### Task to complete
What is needed here is an exact copy of every entry.

Data records
++++++++

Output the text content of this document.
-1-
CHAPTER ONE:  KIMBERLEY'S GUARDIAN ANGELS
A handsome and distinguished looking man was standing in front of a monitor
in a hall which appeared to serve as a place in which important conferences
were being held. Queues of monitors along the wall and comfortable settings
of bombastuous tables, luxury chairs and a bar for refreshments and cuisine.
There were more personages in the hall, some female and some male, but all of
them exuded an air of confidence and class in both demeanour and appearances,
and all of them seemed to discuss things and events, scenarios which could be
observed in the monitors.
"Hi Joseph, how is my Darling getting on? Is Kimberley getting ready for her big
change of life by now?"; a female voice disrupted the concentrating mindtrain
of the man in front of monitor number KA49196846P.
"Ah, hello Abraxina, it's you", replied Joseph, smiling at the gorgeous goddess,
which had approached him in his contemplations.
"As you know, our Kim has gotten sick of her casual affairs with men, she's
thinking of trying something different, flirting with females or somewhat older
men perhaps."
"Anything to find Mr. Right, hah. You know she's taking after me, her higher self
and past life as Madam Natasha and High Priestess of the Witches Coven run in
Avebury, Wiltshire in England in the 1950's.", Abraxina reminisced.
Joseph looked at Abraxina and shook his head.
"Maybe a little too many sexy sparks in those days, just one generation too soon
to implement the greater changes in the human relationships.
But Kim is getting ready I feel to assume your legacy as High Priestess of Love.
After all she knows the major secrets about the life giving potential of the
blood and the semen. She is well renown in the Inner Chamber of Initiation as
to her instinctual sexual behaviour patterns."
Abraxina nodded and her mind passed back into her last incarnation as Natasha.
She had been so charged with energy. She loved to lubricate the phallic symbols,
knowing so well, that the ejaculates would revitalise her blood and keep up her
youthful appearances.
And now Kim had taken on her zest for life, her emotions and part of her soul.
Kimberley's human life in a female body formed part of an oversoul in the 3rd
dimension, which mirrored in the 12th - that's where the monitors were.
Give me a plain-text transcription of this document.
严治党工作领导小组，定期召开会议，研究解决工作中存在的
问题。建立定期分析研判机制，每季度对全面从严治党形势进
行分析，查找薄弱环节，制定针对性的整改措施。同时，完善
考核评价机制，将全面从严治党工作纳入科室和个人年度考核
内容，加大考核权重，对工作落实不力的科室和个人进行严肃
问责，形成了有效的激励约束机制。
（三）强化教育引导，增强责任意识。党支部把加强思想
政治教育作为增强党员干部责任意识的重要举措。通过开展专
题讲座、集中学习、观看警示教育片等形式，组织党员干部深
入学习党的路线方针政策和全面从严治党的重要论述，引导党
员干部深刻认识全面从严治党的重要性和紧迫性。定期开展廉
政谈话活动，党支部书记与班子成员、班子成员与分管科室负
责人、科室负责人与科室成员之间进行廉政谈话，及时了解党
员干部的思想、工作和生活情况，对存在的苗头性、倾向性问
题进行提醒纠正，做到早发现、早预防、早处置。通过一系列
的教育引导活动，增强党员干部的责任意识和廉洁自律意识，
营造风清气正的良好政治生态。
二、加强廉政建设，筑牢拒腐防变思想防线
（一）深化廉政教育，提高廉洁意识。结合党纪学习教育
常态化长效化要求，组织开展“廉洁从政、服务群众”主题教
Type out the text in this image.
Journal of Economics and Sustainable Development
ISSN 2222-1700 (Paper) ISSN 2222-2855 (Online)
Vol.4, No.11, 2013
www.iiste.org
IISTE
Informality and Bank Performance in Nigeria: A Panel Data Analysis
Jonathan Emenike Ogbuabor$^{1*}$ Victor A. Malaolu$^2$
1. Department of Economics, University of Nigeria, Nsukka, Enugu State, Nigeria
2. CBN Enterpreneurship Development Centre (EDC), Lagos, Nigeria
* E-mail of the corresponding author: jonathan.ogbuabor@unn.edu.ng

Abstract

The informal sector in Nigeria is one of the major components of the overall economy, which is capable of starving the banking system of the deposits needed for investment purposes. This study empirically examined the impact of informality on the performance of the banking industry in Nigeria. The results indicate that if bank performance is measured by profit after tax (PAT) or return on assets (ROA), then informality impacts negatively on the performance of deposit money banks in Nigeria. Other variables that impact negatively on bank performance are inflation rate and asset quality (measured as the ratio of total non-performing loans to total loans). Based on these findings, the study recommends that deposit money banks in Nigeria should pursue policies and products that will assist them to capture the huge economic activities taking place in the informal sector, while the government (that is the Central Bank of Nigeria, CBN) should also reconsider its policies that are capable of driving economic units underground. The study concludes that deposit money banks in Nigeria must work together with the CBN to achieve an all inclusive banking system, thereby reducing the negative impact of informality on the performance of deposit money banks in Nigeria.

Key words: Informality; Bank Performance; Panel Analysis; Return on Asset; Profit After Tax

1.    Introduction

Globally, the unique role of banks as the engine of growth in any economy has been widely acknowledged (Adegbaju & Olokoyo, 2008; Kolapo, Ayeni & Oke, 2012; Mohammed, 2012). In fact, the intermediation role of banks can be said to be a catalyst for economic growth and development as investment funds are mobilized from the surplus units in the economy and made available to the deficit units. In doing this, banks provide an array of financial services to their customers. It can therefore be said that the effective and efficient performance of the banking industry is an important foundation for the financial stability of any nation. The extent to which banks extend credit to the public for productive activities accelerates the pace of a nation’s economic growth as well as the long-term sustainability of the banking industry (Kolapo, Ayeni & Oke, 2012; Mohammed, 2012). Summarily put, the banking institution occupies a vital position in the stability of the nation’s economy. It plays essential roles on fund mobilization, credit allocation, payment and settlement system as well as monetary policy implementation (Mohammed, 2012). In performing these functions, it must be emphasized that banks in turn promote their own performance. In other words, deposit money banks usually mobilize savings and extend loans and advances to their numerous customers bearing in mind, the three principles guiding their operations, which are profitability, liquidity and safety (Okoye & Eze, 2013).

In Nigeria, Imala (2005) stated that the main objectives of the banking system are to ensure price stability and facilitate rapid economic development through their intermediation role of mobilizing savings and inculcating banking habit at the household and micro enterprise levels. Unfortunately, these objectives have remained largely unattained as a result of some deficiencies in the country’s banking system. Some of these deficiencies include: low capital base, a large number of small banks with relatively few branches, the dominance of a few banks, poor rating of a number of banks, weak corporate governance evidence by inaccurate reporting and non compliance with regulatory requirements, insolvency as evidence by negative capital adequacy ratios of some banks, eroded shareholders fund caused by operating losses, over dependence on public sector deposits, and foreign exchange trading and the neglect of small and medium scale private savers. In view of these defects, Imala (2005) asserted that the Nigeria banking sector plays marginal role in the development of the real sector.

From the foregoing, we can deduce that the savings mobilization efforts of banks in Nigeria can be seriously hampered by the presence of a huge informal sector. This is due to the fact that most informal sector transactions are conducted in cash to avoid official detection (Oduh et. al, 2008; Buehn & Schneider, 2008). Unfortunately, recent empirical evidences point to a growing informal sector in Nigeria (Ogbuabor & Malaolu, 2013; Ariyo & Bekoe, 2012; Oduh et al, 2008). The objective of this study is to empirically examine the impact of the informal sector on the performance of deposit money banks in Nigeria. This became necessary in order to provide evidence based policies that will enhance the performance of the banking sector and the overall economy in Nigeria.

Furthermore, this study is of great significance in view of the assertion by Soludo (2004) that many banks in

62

++++++++

### Exercise answer
Output the text content of this document.
-1-
CHAPTER ONE:  KIMBERLEY'S GUARDIAN ANGELS
A handsome and distinguished looking man was standing in front of a monitor
in a hall which appeared to serve as a place in which important conferences
were being held. Queues of monitors along the wall and comfortable settings
of bombastuous tables, luxury chairs and a bar for refreshments and cuisine.
There were more personages in the hall, some female and some male, but all of
them exuded an air of confidence and class in both demeanour and appearances,
and all of them seemed to discuss things and events, scenarios which could be
observed in the monitors.
"Hi Joseph, how is my Darling getting on? Is Kimberley getting ready for her big
change of life by now?"; a female voice disrupted the concentrating mindtrain
of the man in front of monitor number KA49196846P.
"Ah, hello Abraxina, it's you", replied Joseph, smiling at the gorgeous goddess,
which had approached him in his contemplations.
"As you know, our Kim has gotten sick of her casual affairs with men, she's
thinking of trying something different, flirting with females or somewhat older
men perhaps."
"Anything to find Mr. Right, hah. You know she's taking after me, her higher self
and past life as Madam Natasha and High Priestess of the Witches Coven run in
Avebury, Wiltshire in England in the 1950's.", Abraxina reminisced.
Joseph looked at Abraxina and shook his head.
"Maybe a little too many sexy sparks in those days, just one generation too soon
to implement the greater changes in the human relationships.
But Kim is getting ready I feel to assume your legacy as High Priestess of Love.
After all she knows the major secrets about the life giving potential of the
blood and the semen. She is well renown in the Inner Chamber of Initiation as
to her instinctual sexual behaviour patterns."
Abraxina nodded and her mind passed back into her last incarnation as Natasha.
She had been so charged with energy. She loved to lubricate the phallic symbols,
knowing so well, that the ejaculates would revitalise her blood and keep up her
youthful appearances.
And now Kim had taken on her zest for life, her emotions and part of her soul.
Kimberley's human life in a female body formed part of an oversoul in the 3rd
dimension, which mirrored in the 12th - that's where the monitors were.
Give me a plain-text transcription of this document.
严治党工作领导小组，定期召开会议，研究解决工作中存在的
问题。建立定期分析研判机制，每季度对全面从严治党形势进
行分析，查找薄弱环节，制定针对性的整改措施。同时，完善
考核评价机制，将全面从严治党工作纳入科室和个人年度考核
内容，加大考核权重，对工作落实不力的科室和个人进行严肃
问责，形成了有效的激励约束机制。
（三）强化教育引导，增强责任意识。党支部把加强思想
政治教育作为增强党员干部责任意识的重要举措。通过开展专
题讲座、集中学习、观看警示教育片等形式，组织党员干部深
入学习党的路线方针政策和全面从严治党的重要论述，引导党
员干部深刻认识全面从严治党的重要性和紧迫性。定期开展廉
政谈话活动，党支部书记与班子成员、班子成员与分管科室负
责人、科室负责人与科室成员之间进行廉政谈话，及时了解党
员干部的思想、工作和生活情况，对存在的苗头性、倾向性问
题进行提醒纠正，做到早发现、早预防、早处置。通过一系列
的教育引导活动，增强党员干部的责任意识和廉洁自律意识，
营造风清气正的良好政治生态。
二、加强廉政建设，筑牢拒腐防变思想防线
（一）深化廉政教育，提高廉洁意识。结合党纪学习教育
常态化长效化要求，组织开展“廉洁从政、服务群众”主题教
Type out the text in this image.
Journal of Economics and Sustainable Development
ISSN 2222-1700 (Paper) ISSN 2222-2855 (Online)
Vol.4, No.11, 2013
www.iiste.org
IISTE
Informality and Bank Performance in Nigeria: A Panel Data Analysis
Jonathan Emenike Ogbuabor$^{1*}$ Victor A. Malaolu$^2$
1. Department of Economics, University of Nigeria, Nsukka, Enugu State, Nigeria
2. CBN Enterpreneurship Development Centre (EDC), Lagos, Nigeria
* E-mail of the corresponding author: jonathan.ogbuabor@unn.edu.ng

Abstract

The informal sector in Nigeria is one of the major components of the overall economy, which is capable of starving the banking system of the deposits needed for investment purposes. This study empirically examined the impact of informality on the performance of the banking industry in Nigeria. The results indicate that if bank performance is measured by profit after tax (PAT) or return on assets (ROA), then informality impacts negatively on the performance of deposit money banks in Nigeria. Other variables that impact negatively on bank performance are inflation rate and asset quality (measured as the ratio of total non-performing loans to total loans). Based on these findings, the study recommends that deposit money banks in Nigeria should pursue policies and products that will assist them to capture the huge economic activities taking place in the informal sector, while the government (that is the Central Bank of Nigeria, CBN) should also reconsider its policies that are capable of driving economic units underground. The study concludes that deposit money banks in Nigeria must work together with the CBN to achieve an all inclusive banking system, thereby reducing the negative impact of informality on the performance of deposit money banks in Nigeria.

Key words: Informality; Bank Performance; Panel Analysis; Return on Asset; Profit After Tax

1.    Introduction

Globally, the unique role of banks as the engine of growth in any economy has been widely acknowledged (Adegbaju & Olokoyo, 2008; Kolapo, Ayeni & Oke, 2012; Mohammed, 2012). In fact, the intermediation role of banks can be said to be a catalyst for economic growth and development as investment funds are mobilized from the surplus units in the economy and made available to the deficit units. In doing this, banks provide an array of financial services to their customers. It can therefore be said that the effective and efficient performance of the banking industry is an important foundation for the financial stability of any nation. The extent to which banks extend credit to the public for productive activities accelerates the pace of a nation’s economic growth as well as the long-term sustainability of the banking industry (Kolapo, Ayeni & Oke, 2012; Mohammed, 2012). Summarily put, the banking institution occupies a vital position in the stability of the nation’s economy. It plays essential roles on fund mobilization, credit allocation, payment and settlement system as well as monetary policy implementation (Mohammed, 2012). In performing these functions, it must be emphasized that banks in turn promote their own performance. In other words, deposit money banks usually mobilize savings and extend loans and advances to their numerous customers bearing in mind, the three principles guiding their operations, which are profitability, liquidity and safety (Okoye & Eze, 2013).

In Nigeria, Imala (2005) stated that the main objectives of the banking system are to ensure price stability and facilitate rapid economic development through their intermediation role of mobilizing savings and inculcating banking habit at the household and micro enterprise levels. Unfortunately, these objectives have remained largely unattained as a result of some deficiencies in the country’s banking system. Some of these deficiencies include: low capital base, a large number of small banks with relatively few branches, the dominance of a few banks, poor rating of a number of banks, weak corporate governance evidence by inaccurate reporting and non compliance with regulatory requirements, insolvency as evidence by negative capital adequacy ratios of some banks, eroded shareholders fund caused by operating losses, over dependence on public sector deposits, and foreign exchange trading and the neglect of small and medium scale private savers. In view of these defects, Imala (2005) asserted that the Nigeria banking sector plays marginal role in the development of the real sector.

From the foregoing, we can deduce that the savings mobilization efforts of banks in Nigeria can be seriously hampered by the presence of a huge informal sector. This is due to the fact that most informal sector transactions are conducted in cash to avoid official detection (Oduh et. al, 2008; Buehn & Schneider, 2008). Unfortunately, recent empirical evidences point to a growing informal sector in Nigeria (Ogbuabor & Malaolu, 2013; Ariyo & Bekoe, 2012; Oduh et al, 2008). The objective of this study is to empirically examine the impact of the informal sector on the performance of deposit money banks in Nigeria. This became necessary in order to provide evidence based policies that will enhance the performance of the banking sector and the overall economy in Nigeria.

Furthermore, this study is of great significance in view of the assertion by Soludo (2004) that many banks in

62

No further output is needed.